> **Problem requirements**: Count every line that has "индивидуальная" in it and give the total, nothing more.

> **Record list**:
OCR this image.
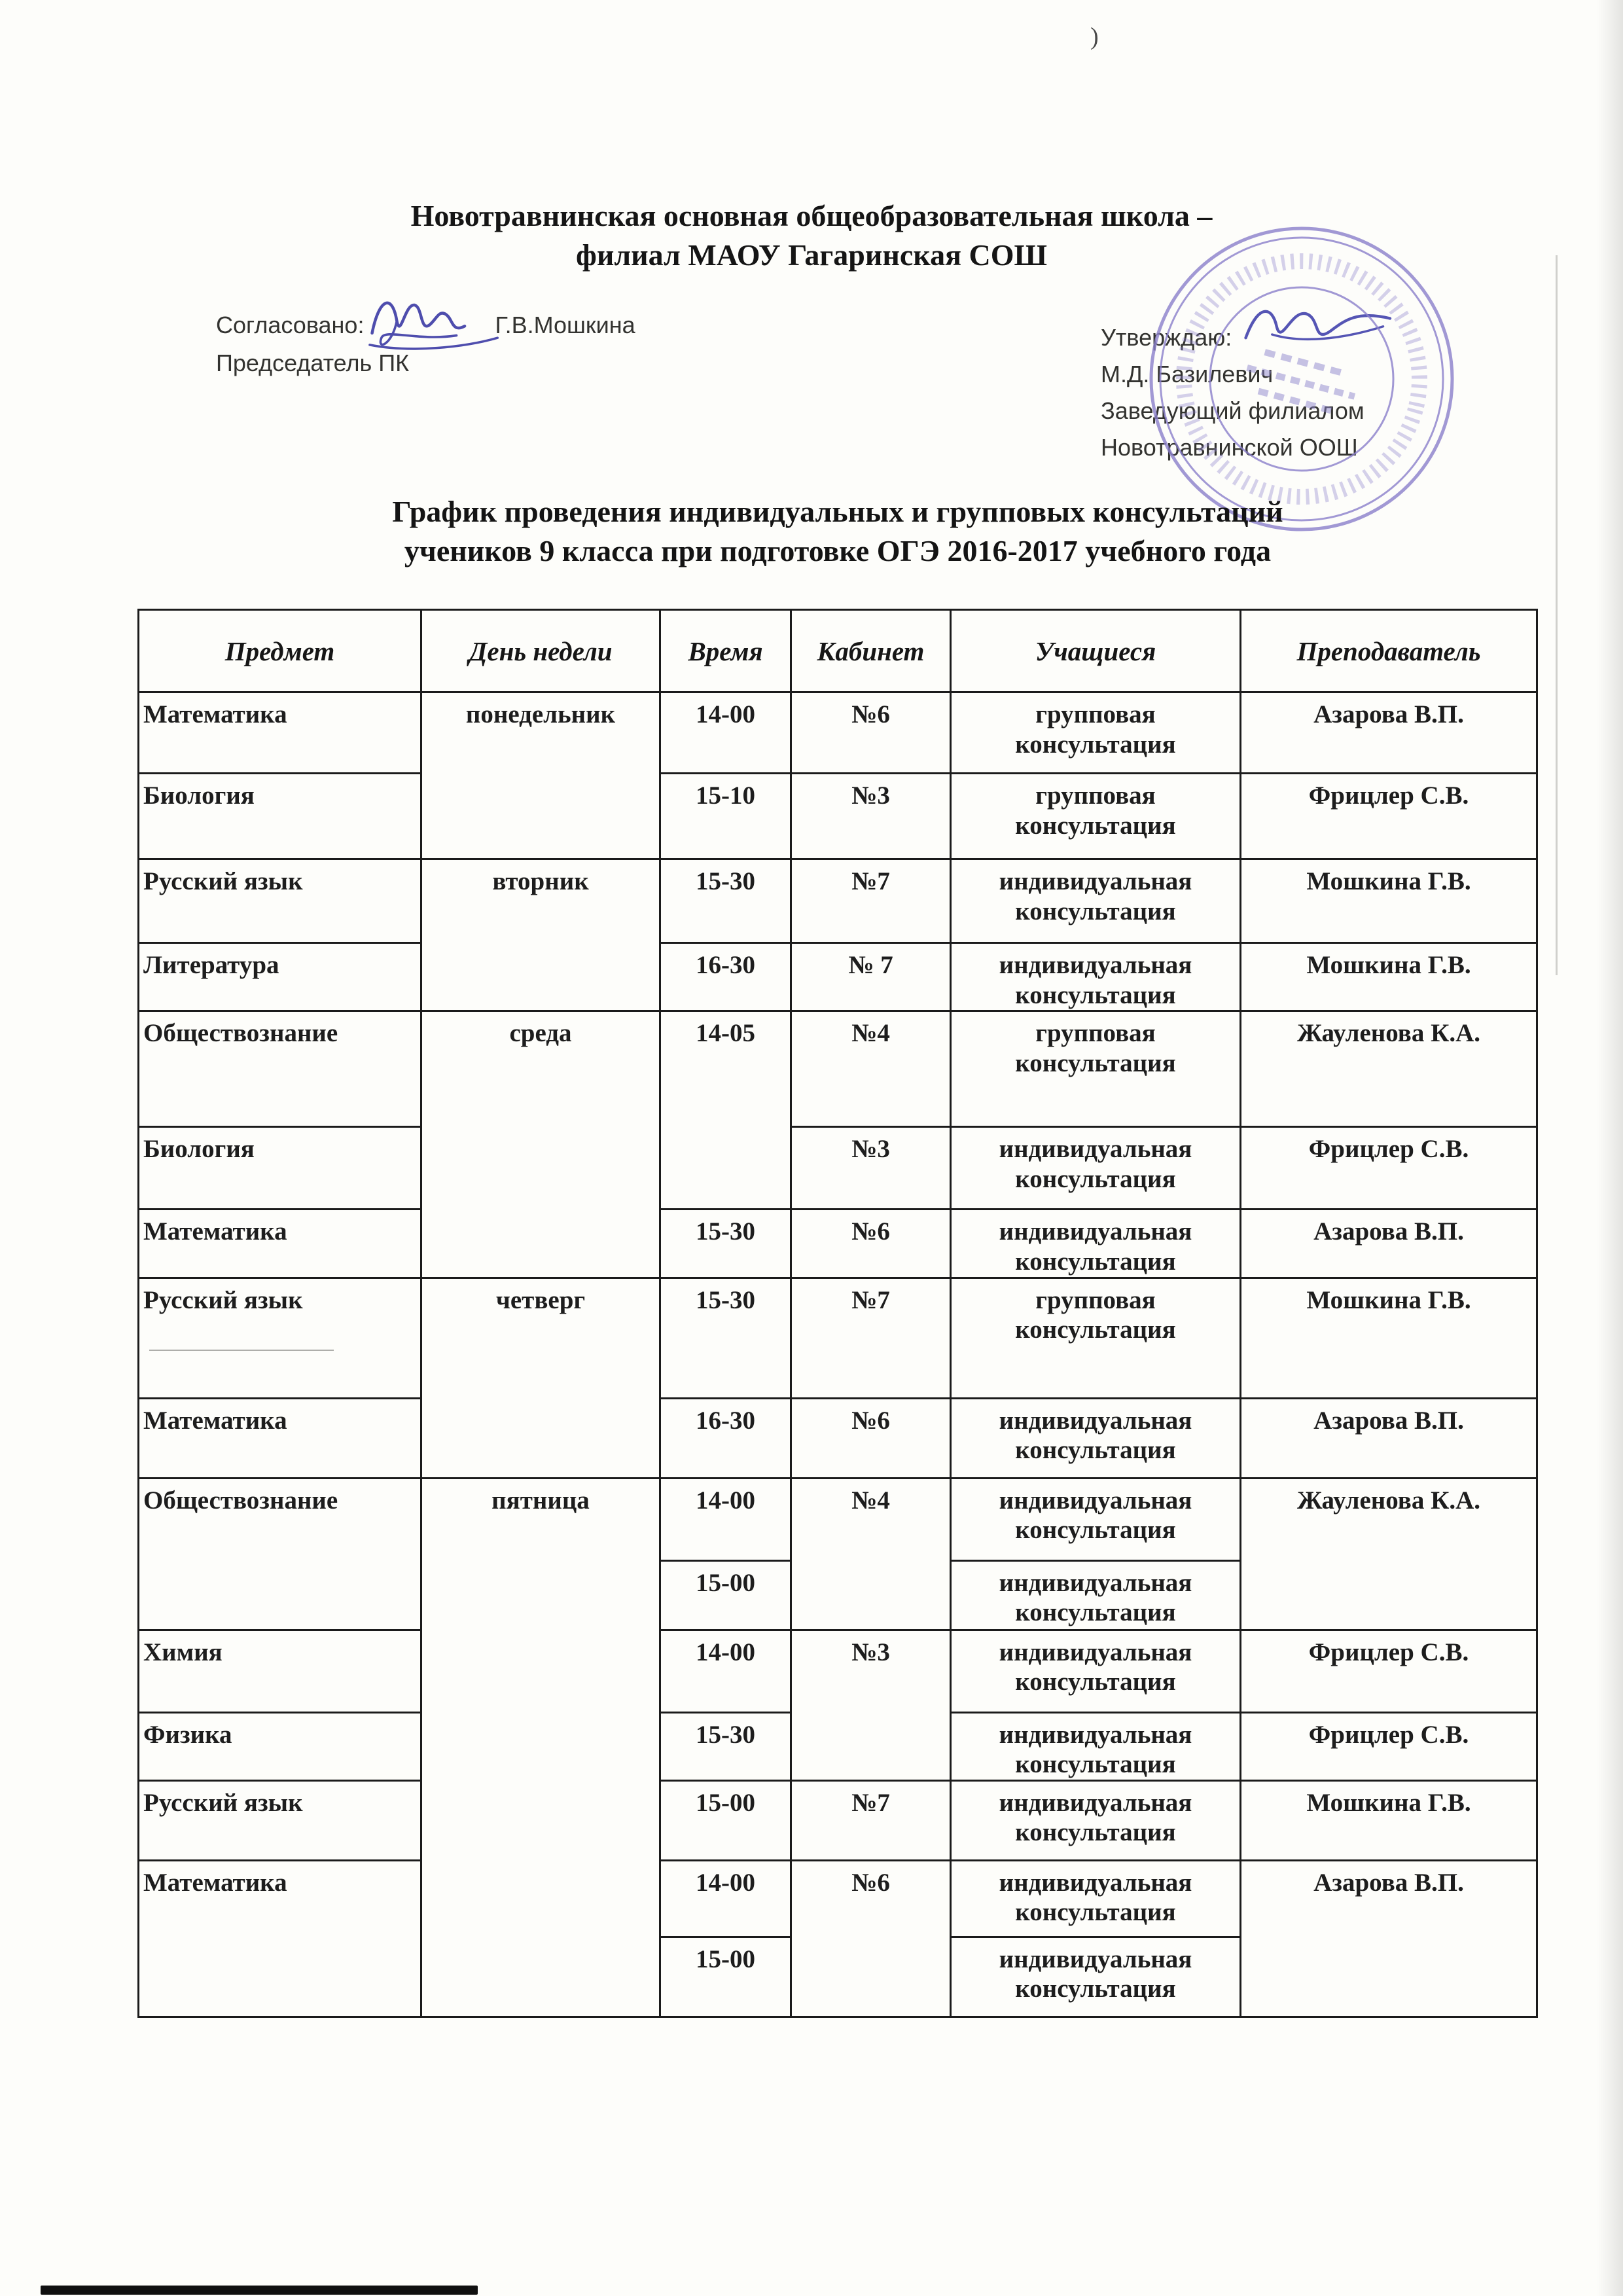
)
Новотравнинская основная общеобразовательная школа –
филиал МАОУ Гагаринская СОШ
Согласовано:	Г.В.Мошкина
Председатель ПК
Утверждаю:
М.Д. Базилевич
Заведующий филиалом
Новотравнинской ООШ
График проведения индивидуальных и групповых консультаций
учеников 9 класса при подготовке ОГЭ 2016-2017 учебного года
Предмет	День недели	Время	Кабинет	Учащиеся	Преподаватель
Математика	понедельник	14-00	№6	групповая консультация	Азарова В.П.
Биология		15-10	№3	групповая консультация	Фрицлер С.В.
Русский язык	вторник	15-30	№7	индивидуальная консультация	Мошкина Г.В.
Литература		16-30	№ 7	индивидуальная консультация	Мошкина Г.В.
Обществознание	среда	14-05	№4	групповая консультация	Жауленова К.А.
Биология			№3	индивидуальная консультация	Фрицлер С.В.
Математика		15-30	№6	индивидуальная консультация	Азарова В.П.
Русский язык	четверг	15-30	№7	групповая консультация	Мошкина Г.В.
Математика		16-30	№6	индивидуальная консультация	Азарова В.П.
Обществознание	пятница	14-00	№4	индивидуальная консультация	Жауленова К.А.
		15-00		индивидуальная консультация	
Химия		14-00	№3	индивидуальная консультация	Фрицлер С.В.
Физика		15-30		индивидуальная консультация	Фрицлер С.В.
Русский язык		15-00	№7	индивидуальная консультация	Мошкина Г.В.
Математика		14-00	№6	индивидуальная консультация	Азарова В.П.
		15-00		индивидуальная консультация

> **Output of the exercise**: 12